[Problem] Write out all of the entries exactly, please.
________
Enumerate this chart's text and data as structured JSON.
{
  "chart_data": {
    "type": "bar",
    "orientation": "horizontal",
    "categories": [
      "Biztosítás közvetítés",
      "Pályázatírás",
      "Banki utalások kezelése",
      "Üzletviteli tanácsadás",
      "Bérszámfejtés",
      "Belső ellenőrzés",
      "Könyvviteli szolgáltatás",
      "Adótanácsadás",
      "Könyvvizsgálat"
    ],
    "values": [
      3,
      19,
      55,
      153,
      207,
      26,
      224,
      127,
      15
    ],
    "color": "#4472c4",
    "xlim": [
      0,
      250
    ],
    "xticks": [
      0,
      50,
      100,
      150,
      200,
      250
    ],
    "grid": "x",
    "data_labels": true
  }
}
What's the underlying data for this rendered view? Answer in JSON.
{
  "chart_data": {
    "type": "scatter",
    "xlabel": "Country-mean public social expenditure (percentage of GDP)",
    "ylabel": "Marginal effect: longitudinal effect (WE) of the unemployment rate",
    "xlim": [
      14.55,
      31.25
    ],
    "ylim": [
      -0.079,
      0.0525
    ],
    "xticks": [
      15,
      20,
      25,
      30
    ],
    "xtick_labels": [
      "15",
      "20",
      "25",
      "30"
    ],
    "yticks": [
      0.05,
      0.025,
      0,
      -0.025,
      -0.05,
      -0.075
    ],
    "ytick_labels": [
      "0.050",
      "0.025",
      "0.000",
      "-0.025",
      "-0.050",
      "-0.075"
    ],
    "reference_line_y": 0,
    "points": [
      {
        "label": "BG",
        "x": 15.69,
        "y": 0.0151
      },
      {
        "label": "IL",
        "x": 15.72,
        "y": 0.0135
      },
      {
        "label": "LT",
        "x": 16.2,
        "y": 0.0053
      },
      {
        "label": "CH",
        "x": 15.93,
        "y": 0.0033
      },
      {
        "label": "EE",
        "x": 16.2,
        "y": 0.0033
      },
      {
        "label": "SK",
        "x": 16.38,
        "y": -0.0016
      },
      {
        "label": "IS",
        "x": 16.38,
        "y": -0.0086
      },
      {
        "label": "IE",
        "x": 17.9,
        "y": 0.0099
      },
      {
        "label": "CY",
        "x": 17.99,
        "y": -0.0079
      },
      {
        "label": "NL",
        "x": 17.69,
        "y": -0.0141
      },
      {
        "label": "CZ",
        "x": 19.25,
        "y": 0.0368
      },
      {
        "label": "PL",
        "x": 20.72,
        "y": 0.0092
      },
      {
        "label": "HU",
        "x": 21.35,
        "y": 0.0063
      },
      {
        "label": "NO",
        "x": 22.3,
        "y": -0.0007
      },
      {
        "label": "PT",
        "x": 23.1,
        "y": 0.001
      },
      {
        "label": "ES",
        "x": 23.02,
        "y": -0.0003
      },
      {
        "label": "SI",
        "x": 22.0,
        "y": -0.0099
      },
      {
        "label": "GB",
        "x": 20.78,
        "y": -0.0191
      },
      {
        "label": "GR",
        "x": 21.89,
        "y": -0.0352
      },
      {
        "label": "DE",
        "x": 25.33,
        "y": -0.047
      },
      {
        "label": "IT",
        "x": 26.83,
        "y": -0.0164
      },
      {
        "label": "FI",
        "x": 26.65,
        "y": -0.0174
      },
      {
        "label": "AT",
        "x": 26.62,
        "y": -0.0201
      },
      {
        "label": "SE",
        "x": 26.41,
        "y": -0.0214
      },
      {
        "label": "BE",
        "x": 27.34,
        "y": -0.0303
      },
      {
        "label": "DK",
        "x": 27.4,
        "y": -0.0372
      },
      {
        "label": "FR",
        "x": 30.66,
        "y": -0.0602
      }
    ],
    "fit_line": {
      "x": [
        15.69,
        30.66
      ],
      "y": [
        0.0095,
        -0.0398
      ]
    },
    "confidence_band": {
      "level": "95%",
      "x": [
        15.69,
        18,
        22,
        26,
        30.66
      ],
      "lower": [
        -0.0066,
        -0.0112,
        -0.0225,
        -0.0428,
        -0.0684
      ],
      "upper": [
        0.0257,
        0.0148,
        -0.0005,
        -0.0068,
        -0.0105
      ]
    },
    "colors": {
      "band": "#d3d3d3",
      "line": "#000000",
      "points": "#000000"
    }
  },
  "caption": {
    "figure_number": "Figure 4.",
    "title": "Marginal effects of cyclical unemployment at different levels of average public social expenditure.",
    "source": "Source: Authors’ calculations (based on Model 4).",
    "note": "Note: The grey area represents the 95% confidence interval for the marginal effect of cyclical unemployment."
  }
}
________
[Full solution]
Enumerate this chart's text and data as structured JSON.
{
  "chart_data": {
    "type": "bar",
    "orientation": "horizontal",
    "categories": [
      "Biztosítás közvetítés",
      "Pályázatírás",
      "Banki utalások kezelése",
      "Üzletviteli tanácsadás",
      "Bérszámfejtés",
      "Belső ellenőrzés",
      "Könyvviteli szolgáltatás",
      "Adótanácsadás",
      "Könyvvizsgálat"
    ],
    "values": [
      3,
      19,
      55,
      153,
      207,
      26,
      224,
      127,
      15
    ],
    "color": "#4472c4",
    "xlim": [
      0,
      250
    ],
    "xticks": [
      0,
      50,
      100,
      150,
      200,
      250
    ],
    "grid": "x",
    "data_labels": true
  }
}
What's the underlying data for this rendered view? Answer in JSON.
{
  "chart_data": {
    "type": "scatter",
    "xlabel": "Country-mean public social expenditure (percentage of GDP)",
    "ylabel": "Marginal effect: longitudinal effect (WE) of the unemployment rate",
    "xlim": [
      14.55,
      31.25
    ],
    "ylim": [
      -0.079,
      0.0525
    ],
    "xticks": [
      15,
      20,
      25,
      30
    ],
    "xtick_labels": [
      "15",
      "20",
      "25",
      "30"
    ],
    "yticks": [
      0.05,
      0.025,
      0,
      -0.025,
      -0.05,
      -0.075
    ],
    "ytick_labels": [
      "0.050",
      "0.025",
      "0.000",
      "-0.025",
      "-0.050",
      "-0.075"
    ],
    "reference_line_y": 0,
    "points": [
      {
        "label": "BG",
        "x": 15.69,
        "y": 0.0151
      },
      {
        "label": "IL",
        "x": 15.72,
        "y": 0.0135
      },
      {
        "label": "LT",
        "x": 16.2,
        "y": 0.0053
      },
      {
        "label": "CH",
        "x": 15.93,
        "y": 0.0033
      },
      {
        "label": "EE",
        "x": 16.2,
        "y": 0.0033
      },
      {
        "label": "SK",
        "x": 16.38,
        "y": -0.0016
      },
      {
        "label": "IS",
        "x": 16.38,
        "y": -0.0086
      },
      {
        "label": "IE",
        "x": 17.9,
        "y": 0.0099
      },
      {
        "label": "CY",
        "x": 17.99,
        "y": -0.0079
      },
      {
        "label": "NL",
        "x": 17.69,
        "y": -0.0141
      },
      {
        "label": "CZ",
        "x": 19.25,
        "y": 0.0368
      },
      {
        "label": "PL",
        "x": 20.72,
        "y": 0.0092
      },
      {
        "label": "HU",
        "x": 21.35,
        "y": 0.0063
      },
      {
        "label": "NO",
        "x": 22.3,
        "y": -0.0007
      },
      {
        "label": "PT",
        "x": 23.1,
        "y": 0.001
      },
      {
        "label": "ES",
        "x": 23.02,
        "y": -0.0003
      },
      {
        "label": "SI",
        "x": 22.0,
        "y": -0.0099
      },
      {
        "label": "GB",
        "x": 20.78,
        "y": -0.0191
      },
      {
        "label": "GR",
        "x": 21.89,
        "y": -0.0352
      },
      {
        "label": "DE",
        "x": 25.33,
        "y": -0.047
      },
      {
        "label": "IT",
        "x": 26.83,
        "y": -0.0164
      },
      {
        "label": "FI",
        "x": 26.65,
        "y": -0.0174
      },
      {
        "label": "AT",
        "x": 26.62,
        "y": -0.0201
      },
      {
        "label": "SE",
        "x": 26.41,
        "y": -0.0214
      },
      {
        "label": "BE",
        "x": 27.34,
        "y": -0.0303
      },
      {
        "label": "DK",
        "x": 27.4,
        "y": -0.0372
      },
      {
        "label": "FR",
        "x": 30.66,
        "y": -0.0602
      }
    ],
    "fit_line": {
      "x": [
        15.69,
        30.66
      ],
      "y": [
        0.0095,
        -0.0398
      ]
    },
    "confidence_band": {
      "level": "95%",
      "x": [
        15.69,
        18,
        22,
        26,
        30.66
      ],
      "lower": [
        -0.0066,
        -0.0112,
        -0.0225,
        -0.0428,
        -0.0684
      ],
      "upper": [
        0.0257,
        0.0148,
        -0.0005,
        -0.0068,
        -0.0105
      ]
    },
    "colors": {
      "band": "#d3d3d3",
      "line": "#000000",
      "points": "#000000"
    }
  },
  "caption": {
    "figure_number": "Figure 4.",
    "title": "Marginal effects of cyclical unemployment at different levels of average public social expenditure.",
    "source": "Source: Authors’ calculations (based on Model 4).",
    "note": "Note: The grey area represents the 95% confidence interval for the marginal effect of cyclical unemployment."
  }
}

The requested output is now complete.